[BEGIN Records shown]
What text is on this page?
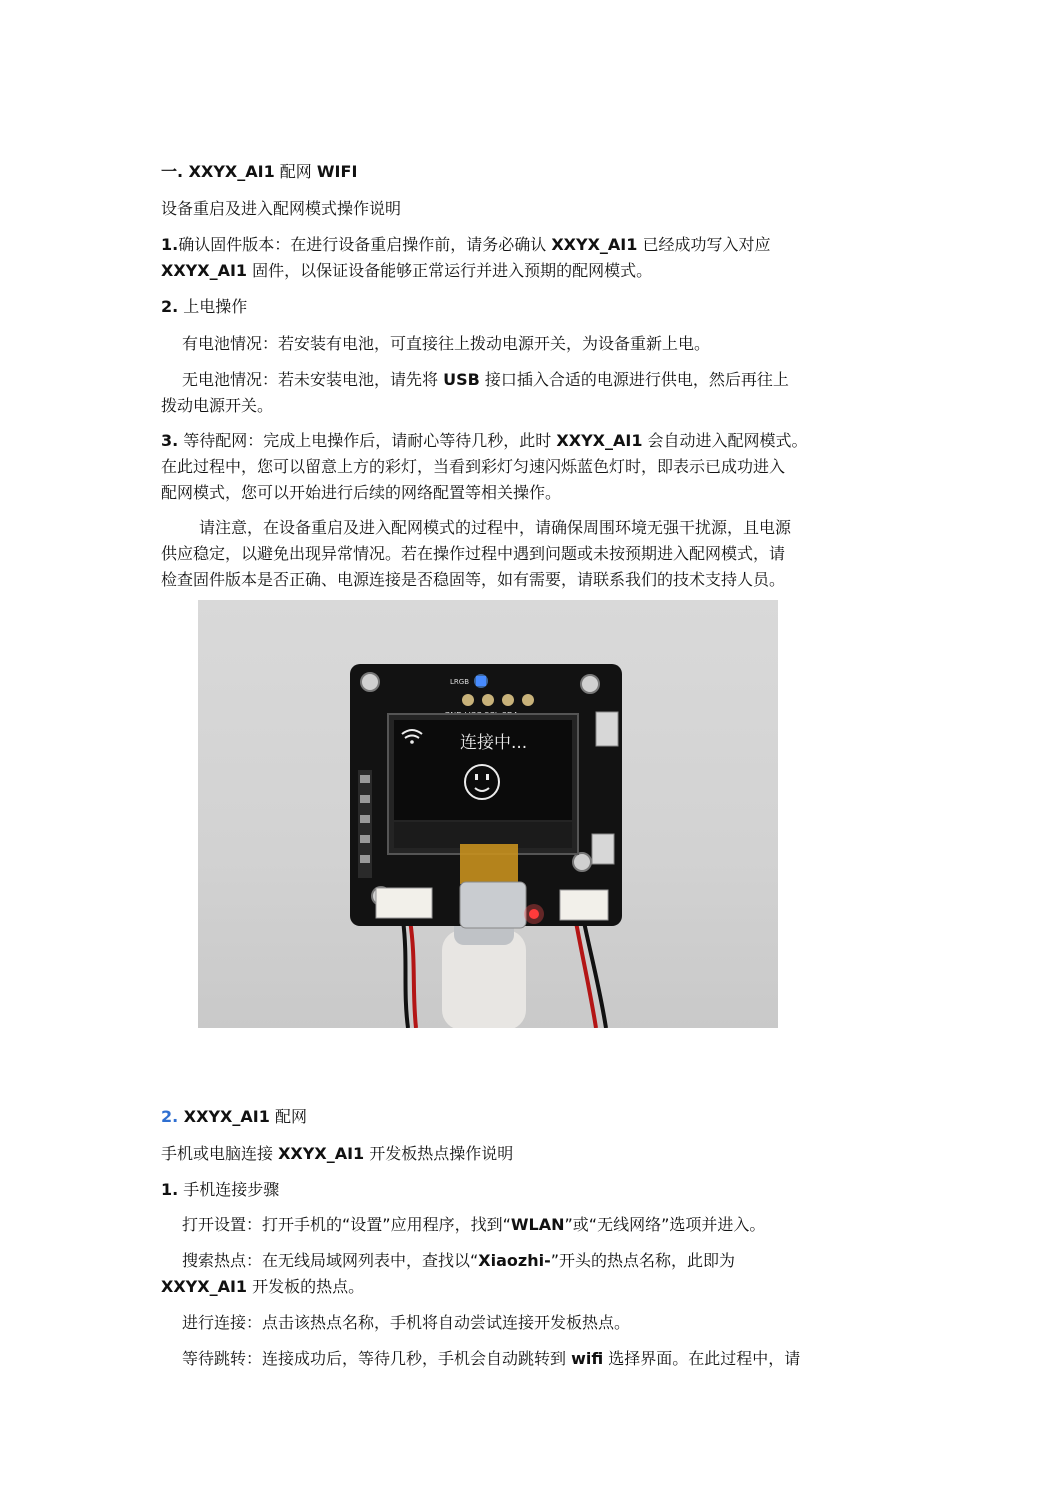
一. XXYX_AI1 配网 WIFI
设备重启及进入配网模式操作说明
1.确认固件版本：在进行设备重启操作前，请务必确认 XXYX_AI1 已经成功写入对应
XXYX_AI1 固件，以保证设备能够正常运行并进入预期的配网模式。
2. 上电操作
有电池情况：若安装有电池，可直接往上拨动电源开关，为设备重新上电。
无电池情况：若未安装电池，请先将 USB 接口插入合适的电源进行供电，然后再往上
拨动电源开关。
3. 等待配网：完成上电操作后，请耐心等待几秒，此时 XXYX_AI1 会自动进入配网模式。
在此过程中，您可以留意上方的彩灯，当看到彩灯匀速闪烁蓝色灯时，即表示已成功进入
配网模式，您可以开始进行后续的网络配置等相关操作。
请注意，在设备重启及进入配网模式的过程中，请确保周围环境无强干扰源，且电源
供应稳定，以避免出现异常情况。若在操作过程中遇到问题或未按预期进入配网模式，请
检查固件版本是否正确、电源连接是否稳固等，如有需要，请联系我们的技术支持人员。
2. XXYX_AI1 配网
手机或电脑连接 XXYX_AI1 开发板热点操作说明
1. 手机连接步骤
打开设置：打开手机的“设置”应用程序，找到“WLAN”或“无线网络”选项并进入。
搜索热点：在无线局域网列表中，查找以“Xiaozhi-”开头的热点名称，此即为
XXYX_AI1 开发板的热点。
进行连接：点击该热点名称，手机将自动尝试连接开发板热点。
等待跳转：连接成功后，等待几秒，手机会自动跳转到 wifi 选择界面。在此过程中，请
LRGB
连接中...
[END Records shown]
What to do: Nothing in the entries should change as you copy them, except that the pictures are left out.

Solution to the problem:
What text is on this page?
一. XXYX_AI1 配网 WIFI
设备重启及进入配网模式操作说明
1.确认固件版本：在进行设备重启操作前，请务必确认 XXYX_AI1 已经成功写入对应
XXYX_AI1 固件，以保证设备能够正常运行并进入预期的配网模式。
2. 上电操作
有电池情况：若安装有电池，可直接往上拨动电源开关，为设备重新上电。
无电池情况：若未安装电池，请先将 USB 接口插入合适的电源进行供电，然后再往上
拨动电源开关。
3. 等待配网：完成上电操作后，请耐心等待几秒，此时 XXYX_AI1 会自动进入配网模式。
在此过程中，您可以留意上方的彩灯，当看到彩灯匀速闪烁蓝色灯时，即表示已成功进入
配网模式，您可以开始进行后续的网络配置等相关操作。
请注意，在设备重启及进入配网模式的过程中，请确保周围环境无强干扰源，且电源
供应稳定，以避免出现异常情况。若在操作过程中遇到问题或未按预期进入配网模式，请
检查固件版本是否正确、电源连接是否稳固等，如有需要，请联系我们的技术支持人员。
2. XXYX_AI1 配网
手机或电脑连接 XXYX_AI1 开发板热点操作说明
1. 手机连接步骤
打开设置：打开手机的“设置”应用程序，找到“WLAN”或“无线网络”选项并进入。
搜索热点：在无线局域网列表中，查找以“Xiaozhi-”开头的热点名称，此即为
XXYX_AI1 开发板的热点。
进行连接：点击该热点名称，手机将自动尝试连接开发板热点。
等待跳转：连接成功后，等待几秒，手机会自动跳转到 wifi 选择界面。在此过程中，请
LRGB
连接中...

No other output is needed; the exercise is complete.